Transcribe all of the material exactly.
┌──
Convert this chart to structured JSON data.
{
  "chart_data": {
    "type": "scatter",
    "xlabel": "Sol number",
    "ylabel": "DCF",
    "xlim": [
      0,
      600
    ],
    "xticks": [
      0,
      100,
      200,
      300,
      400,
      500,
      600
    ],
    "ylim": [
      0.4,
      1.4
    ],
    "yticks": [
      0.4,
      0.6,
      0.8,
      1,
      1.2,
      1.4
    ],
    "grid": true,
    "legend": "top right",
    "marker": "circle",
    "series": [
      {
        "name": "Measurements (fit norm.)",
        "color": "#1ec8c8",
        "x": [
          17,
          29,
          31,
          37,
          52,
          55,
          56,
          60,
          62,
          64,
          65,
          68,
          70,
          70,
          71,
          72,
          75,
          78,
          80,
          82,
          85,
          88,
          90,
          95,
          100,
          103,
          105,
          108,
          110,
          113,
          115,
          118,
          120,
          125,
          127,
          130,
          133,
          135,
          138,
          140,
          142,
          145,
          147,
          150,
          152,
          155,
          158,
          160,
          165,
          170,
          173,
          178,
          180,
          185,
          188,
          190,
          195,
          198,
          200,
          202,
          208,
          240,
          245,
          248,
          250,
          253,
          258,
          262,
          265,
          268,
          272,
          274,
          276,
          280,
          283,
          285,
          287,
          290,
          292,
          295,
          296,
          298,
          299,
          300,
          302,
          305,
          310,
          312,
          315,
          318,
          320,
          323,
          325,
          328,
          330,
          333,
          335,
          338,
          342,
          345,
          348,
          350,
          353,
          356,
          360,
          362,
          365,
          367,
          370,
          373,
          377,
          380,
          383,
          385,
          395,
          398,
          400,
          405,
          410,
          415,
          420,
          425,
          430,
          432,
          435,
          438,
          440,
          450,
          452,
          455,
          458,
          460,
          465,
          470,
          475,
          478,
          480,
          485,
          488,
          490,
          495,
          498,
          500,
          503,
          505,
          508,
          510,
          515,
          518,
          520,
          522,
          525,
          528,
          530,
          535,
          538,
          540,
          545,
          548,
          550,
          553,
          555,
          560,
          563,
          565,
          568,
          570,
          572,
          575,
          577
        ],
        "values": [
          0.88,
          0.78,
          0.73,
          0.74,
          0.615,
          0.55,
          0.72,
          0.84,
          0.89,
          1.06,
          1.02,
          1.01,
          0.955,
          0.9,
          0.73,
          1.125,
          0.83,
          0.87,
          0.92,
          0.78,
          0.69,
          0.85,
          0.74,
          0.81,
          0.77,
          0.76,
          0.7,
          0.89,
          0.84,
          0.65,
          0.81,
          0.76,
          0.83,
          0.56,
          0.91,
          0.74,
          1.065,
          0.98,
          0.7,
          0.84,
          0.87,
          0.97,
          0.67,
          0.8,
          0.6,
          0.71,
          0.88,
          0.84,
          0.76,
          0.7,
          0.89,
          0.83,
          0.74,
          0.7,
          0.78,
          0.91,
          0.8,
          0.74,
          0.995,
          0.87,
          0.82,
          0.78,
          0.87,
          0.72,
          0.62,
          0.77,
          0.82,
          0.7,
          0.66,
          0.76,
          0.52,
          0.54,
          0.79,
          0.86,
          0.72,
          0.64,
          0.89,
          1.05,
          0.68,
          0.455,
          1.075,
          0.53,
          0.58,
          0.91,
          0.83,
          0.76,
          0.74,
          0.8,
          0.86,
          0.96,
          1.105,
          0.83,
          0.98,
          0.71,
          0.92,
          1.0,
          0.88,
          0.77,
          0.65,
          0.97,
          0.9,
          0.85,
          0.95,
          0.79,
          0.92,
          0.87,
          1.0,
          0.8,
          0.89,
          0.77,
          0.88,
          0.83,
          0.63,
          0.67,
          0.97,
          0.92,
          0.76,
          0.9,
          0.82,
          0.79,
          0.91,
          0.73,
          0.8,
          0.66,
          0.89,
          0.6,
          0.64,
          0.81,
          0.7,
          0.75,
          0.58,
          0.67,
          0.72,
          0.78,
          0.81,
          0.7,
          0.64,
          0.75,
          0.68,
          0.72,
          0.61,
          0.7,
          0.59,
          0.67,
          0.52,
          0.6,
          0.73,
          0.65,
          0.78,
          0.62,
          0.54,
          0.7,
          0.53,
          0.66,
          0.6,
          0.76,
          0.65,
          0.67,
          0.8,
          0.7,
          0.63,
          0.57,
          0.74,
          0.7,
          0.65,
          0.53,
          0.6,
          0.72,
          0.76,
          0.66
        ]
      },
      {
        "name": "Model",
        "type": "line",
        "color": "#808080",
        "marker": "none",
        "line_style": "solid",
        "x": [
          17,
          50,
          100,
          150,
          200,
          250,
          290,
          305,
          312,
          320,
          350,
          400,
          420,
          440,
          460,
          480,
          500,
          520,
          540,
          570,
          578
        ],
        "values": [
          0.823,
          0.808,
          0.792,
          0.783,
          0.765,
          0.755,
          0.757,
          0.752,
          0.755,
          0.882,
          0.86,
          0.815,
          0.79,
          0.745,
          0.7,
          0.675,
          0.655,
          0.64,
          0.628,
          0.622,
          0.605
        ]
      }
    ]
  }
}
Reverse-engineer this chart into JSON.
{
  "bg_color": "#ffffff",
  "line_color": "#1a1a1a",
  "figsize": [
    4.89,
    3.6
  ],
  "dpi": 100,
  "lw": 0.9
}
└──
RESPONSE:
Convert this chart to structured JSON data.
{
  "chart_data": {
    "type": "scatter",
    "xlabel": "Sol number",
    "ylabel": "DCF",
    "xlim": [
      0,
      600
    ],
    "xticks": [
      0,
      100,
      200,
      300,
      400,
      500,
      600
    ],
    "ylim": [
      0.4,
      1.4
    ],
    "yticks": [
      0.4,
      0.6,
      0.8,
      1,
      1.2,
      1.4
    ],
    "grid": true,
    "legend": "top right",
    "marker": "circle",
    "series": [
      {
        "name": "Measurements (fit norm.)",
        "color": "#1ec8c8",
        "x": [
          17,
          29,
          31,
          37,
          52,
          55,
          56,
          60,
          62,
          64,
          65,
          68,
          70,
          70,
          71,
          72,
          75,
          78,
          80,
          82,
          85,
          88,
          90,
          95,
          100,
          103,
          105,
          108,
          110,
          113,
          115,
          118,
          120,
          125,
          127,
          130,
          133,
          135,
          138,
          140,
          142,
          145,
          147,
          150,
          152,
          155,
          158,
          160,
          165,
          170,
          173,
          178,
          180,
          185,
          188,
          190,
          195,
          198,
          200,
          202,
          208,
          240,
          245,
          248,
          250,
          253,
          258,
          262,
          265,
          268,
          272,
          274,
          276,
          280,
          283,
          285,
          287,
          290,
          292,
          295,
          296,
          298,
          299,
          300,
          302,
          305,
          310,
          312,
          315,
          318,
          320,
          323,
          325,
          328,
          330,
          333,
          335,
          338,
          342,
          345,
          348,
          350,
          353,
          356,
          360,
          362,
          365,
          367,
          370,
          373,
          377,
          380,
          383,
          385,
          395,
          398,
          400,
          405,
          410,
          415,
          420,
          425,
          430,
          432,
          435,
          438,
          440,
          450,
          452,
          455,
          458,
          460,
          465,
          470,
          475,
          478,
          480,
          485,
          488,
          490,
          495,
          498,
          500,
          503,
          505,
          508,
          510,
          515,
          518,
          520,
          522,
          525,
          528,
          530,
          535,
          538,
          540,
          545,
          548,
          550,
          553,
          555,
          560,
          563,
          565,
          568,
          570,
          572,
          575,
          577
        ],
        "values": [
          0.88,
          0.78,
          0.73,
          0.74,
          0.615,
          0.55,
          0.72,
          0.84,
          0.89,
          1.06,
          1.02,
          1.01,
          0.955,
          0.9,
          0.73,
          1.125,
          0.83,
          0.87,
          0.92,
          0.78,
          0.69,
          0.85,
          0.74,
          0.81,
          0.77,
          0.76,
          0.7,
          0.89,
          0.84,
          0.65,
          0.81,
          0.76,
          0.83,
          0.56,
          0.91,
          0.74,
          1.065,
          0.98,
          0.7,
          0.84,
          0.87,
          0.97,
          0.67,
          0.8,
          0.6,
          0.71,
          0.88,
          0.84,
          0.76,
          0.7,
          0.89,
          0.83,
          0.74,
          0.7,
          0.78,
          0.91,
          0.8,
          0.74,
          0.995,
          0.87,
          0.82,
          0.78,
          0.87,
          0.72,
          0.62,
          0.77,
          0.82,
          0.7,
          0.66,
          0.76,
          0.52,
          0.54,
          0.79,
          0.86,
          0.72,
          0.64,
          0.89,
          1.05,
          0.68,
          0.455,
          1.075,
          0.53,
          0.58,
          0.91,
          0.83,
          0.76,
          0.74,
          0.8,
          0.86,
          0.96,
          1.105,
          0.83,
          0.98,
          0.71,
          0.92,
          1.0,
          0.88,
          0.77,
          0.65,
          0.97,
          0.9,
          0.85,
          0.95,
          0.79,
          0.92,
          0.87,
          1.0,
          0.8,
          0.89,
          0.77,
          0.88,
          0.83,
          0.63,
          0.67,
          0.97,
          0.92,
          0.76,
          0.9,
          0.82,
          0.79,
          0.91,
          0.73,
          0.8,
          0.66,
          0.89,
          0.6,
          0.64,
          0.81,
          0.7,
          0.75,
          0.58,
          0.67,
          0.72,
          0.78,
          0.81,
          0.7,
          0.64,
          0.75,
          0.68,
          0.72,
          0.61,
          0.7,
          0.59,
          0.67,
          0.52,
          0.6,
          0.73,
          0.65,
          0.78,
          0.62,
          0.54,
          0.7,
          0.53,
          0.66,
          0.6,
          0.76,
          0.65,
          0.67,
          0.8,
          0.7,
          0.63,
          0.57,
          0.74,
          0.7,
          0.65,
          0.53,
          0.6,
          0.72,
          0.76,
          0.66
        ]
      },
      {
        "name": "Model",
        "type": "line",
        "color": "#808080",
        "marker": "none",
        "line_style": "solid",
        "x": [
          17,
          50,
          100,
          150,
          200,
          250,
          290,
          305,
          312,
          320,
          350,
          400,
          420,
          440,
          460,
          480,
          500,
          520,
          540,
          570,
          578
        ],
        "values": [
          0.823,
          0.808,
          0.792,
          0.783,
          0.765,
          0.755,
          0.757,
          0.752,
          0.755,
          0.882,
          0.86,
          0.815,
          0.79,
          0.745,
          0.7,
          0.675,
          0.655,
          0.64,
          0.628,
          0.622,
          0.605
        ]
      }
    ]
  }
}
Reverse-engineer this chart into JSON.
{
  "bg_color": "#ffffff",
  "line_color": "#1a1a1a",
  "figsize": [
    4.89,
    3.6
  ],
  "dpi": 100,
  "lw": 0.9
}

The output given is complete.